Part of a data file:
____
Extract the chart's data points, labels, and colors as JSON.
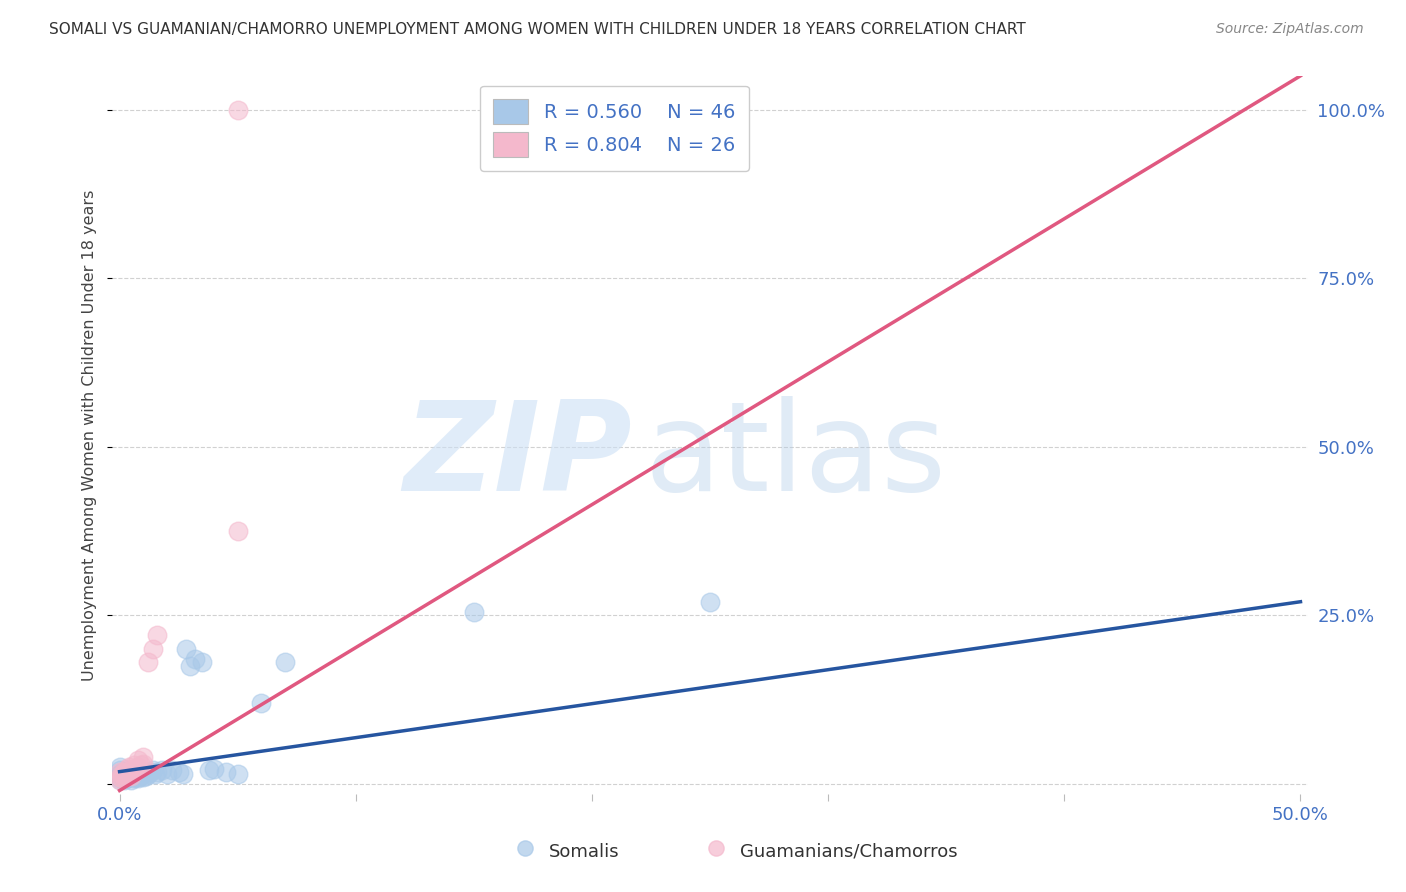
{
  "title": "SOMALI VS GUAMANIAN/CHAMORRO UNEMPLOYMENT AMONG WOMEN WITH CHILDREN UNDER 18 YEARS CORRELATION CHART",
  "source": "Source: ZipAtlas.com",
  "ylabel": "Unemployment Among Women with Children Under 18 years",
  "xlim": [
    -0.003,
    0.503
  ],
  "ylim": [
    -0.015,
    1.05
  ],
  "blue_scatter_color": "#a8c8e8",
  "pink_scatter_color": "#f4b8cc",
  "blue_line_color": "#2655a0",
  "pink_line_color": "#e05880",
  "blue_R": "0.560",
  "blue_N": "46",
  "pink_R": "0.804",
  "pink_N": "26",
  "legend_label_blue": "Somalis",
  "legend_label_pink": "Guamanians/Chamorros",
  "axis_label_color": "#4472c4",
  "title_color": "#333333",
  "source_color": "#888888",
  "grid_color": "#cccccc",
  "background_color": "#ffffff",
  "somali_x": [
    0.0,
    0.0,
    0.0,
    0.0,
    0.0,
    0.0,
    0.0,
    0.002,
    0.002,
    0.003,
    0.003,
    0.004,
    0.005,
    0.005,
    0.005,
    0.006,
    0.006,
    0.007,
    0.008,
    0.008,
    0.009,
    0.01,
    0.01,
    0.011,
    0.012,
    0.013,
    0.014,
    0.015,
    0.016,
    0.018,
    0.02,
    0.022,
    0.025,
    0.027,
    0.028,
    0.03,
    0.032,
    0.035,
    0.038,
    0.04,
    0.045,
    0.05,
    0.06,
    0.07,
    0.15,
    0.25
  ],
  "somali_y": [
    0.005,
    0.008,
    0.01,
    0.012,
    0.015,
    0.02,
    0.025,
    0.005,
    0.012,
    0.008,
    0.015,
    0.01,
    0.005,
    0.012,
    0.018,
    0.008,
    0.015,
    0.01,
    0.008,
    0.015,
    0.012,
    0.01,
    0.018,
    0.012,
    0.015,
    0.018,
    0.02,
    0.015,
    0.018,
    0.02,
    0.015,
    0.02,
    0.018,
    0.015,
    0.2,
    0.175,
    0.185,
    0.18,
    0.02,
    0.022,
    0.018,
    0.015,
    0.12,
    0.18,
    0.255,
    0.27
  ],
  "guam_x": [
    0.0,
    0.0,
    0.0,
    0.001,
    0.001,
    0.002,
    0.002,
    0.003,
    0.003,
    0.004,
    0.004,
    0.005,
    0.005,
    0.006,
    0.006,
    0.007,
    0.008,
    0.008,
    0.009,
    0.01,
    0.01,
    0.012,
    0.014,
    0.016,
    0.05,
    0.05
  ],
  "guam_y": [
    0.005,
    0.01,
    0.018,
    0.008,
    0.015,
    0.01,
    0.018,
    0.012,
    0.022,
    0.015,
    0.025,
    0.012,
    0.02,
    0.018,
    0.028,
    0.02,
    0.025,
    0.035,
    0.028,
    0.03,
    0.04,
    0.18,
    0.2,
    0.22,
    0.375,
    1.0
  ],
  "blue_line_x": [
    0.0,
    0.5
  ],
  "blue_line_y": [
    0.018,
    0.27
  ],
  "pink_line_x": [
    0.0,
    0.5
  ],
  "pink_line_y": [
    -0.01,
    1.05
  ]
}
____
[Instruction]
Reproduce the entries above word for word. Pictures stay out.

[Task response]
Extract the chart's data points, labels, and colors as JSON.
{
  "title": "SOMALI VS GUAMANIAN/CHAMORRO UNEMPLOYMENT AMONG WOMEN WITH CHILDREN UNDER 18 YEARS CORRELATION CHART",
  "source": "Source: ZipAtlas.com",
  "ylabel": "Unemployment Among Women with Children Under 18 years",
  "xlim": [
    -0.003,
    0.503
  ],
  "ylim": [
    -0.015,
    1.05
  ],
  "blue_scatter_color": "#a8c8e8",
  "pink_scatter_color": "#f4b8cc",
  "blue_line_color": "#2655a0",
  "pink_line_color": "#e05880",
  "blue_R": "0.560",
  "blue_N": "46",
  "pink_R": "0.804",
  "pink_N": "26",
  "legend_label_blue": "Somalis",
  "legend_label_pink": "Guamanians/Chamorros",
  "axis_label_color": "#4472c4",
  "title_color": "#333333",
  "source_color": "#888888",
  "grid_color": "#cccccc",
  "background_color": "#ffffff",
  "somali_x": [
    0.0,
    0.0,
    0.0,
    0.0,
    0.0,
    0.0,
    0.0,
    0.002,
    0.002,
    0.003,
    0.003,
    0.004,
    0.005,
    0.005,
    0.005,
    0.006,
    0.006,
    0.007,
    0.008,
    0.008,
    0.009,
    0.01,
    0.01,
    0.011,
    0.012,
    0.013,
    0.014,
    0.015,
    0.016,
    0.018,
    0.02,
    0.022,
    0.025,
    0.027,
    0.028,
    0.03,
    0.032,
    0.035,
    0.038,
    0.04,
    0.045,
    0.05,
    0.06,
    0.07,
    0.15,
    0.25
  ],
  "somali_y": [
    0.005,
    0.008,
    0.01,
    0.012,
    0.015,
    0.02,
    0.025,
    0.005,
    0.012,
    0.008,
    0.015,
    0.01,
    0.005,
    0.012,
    0.018,
    0.008,
    0.015,
    0.01,
    0.008,
    0.015,
    0.012,
    0.01,
    0.018,
    0.012,
    0.015,
    0.018,
    0.02,
    0.015,
    0.018,
    0.02,
    0.015,
    0.02,
    0.018,
    0.015,
    0.2,
    0.175,
    0.185,
    0.18,
    0.02,
    0.022,
    0.018,
    0.015,
    0.12,
    0.18,
    0.255,
    0.27
  ],
  "guam_x": [
    0.0,
    0.0,
    0.0,
    0.001,
    0.001,
    0.002,
    0.002,
    0.003,
    0.003,
    0.004,
    0.004,
    0.005,
    0.005,
    0.006,
    0.006,
    0.007,
    0.008,
    0.008,
    0.009,
    0.01,
    0.01,
    0.012,
    0.014,
    0.016,
    0.05,
    0.05
  ],
  "guam_y": [
    0.005,
    0.01,
    0.018,
    0.008,
    0.015,
    0.01,
    0.018,
    0.012,
    0.022,
    0.015,
    0.025,
    0.012,
    0.02,
    0.018,
    0.028,
    0.02,
    0.025,
    0.035,
    0.028,
    0.03,
    0.04,
    0.18,
    0.2,
    0.22,
    0.375,
    1.0
  ],
  "blue_line_x": [
    0.0,
    0.5
  ],
  "blue_line_y": [
    0.018,
    0.27
  ],
  "pink_line_x": [
    0.0,
    0.5
  ],
  "pink_line_y": [
    -0.01,
    1.05
  ]
}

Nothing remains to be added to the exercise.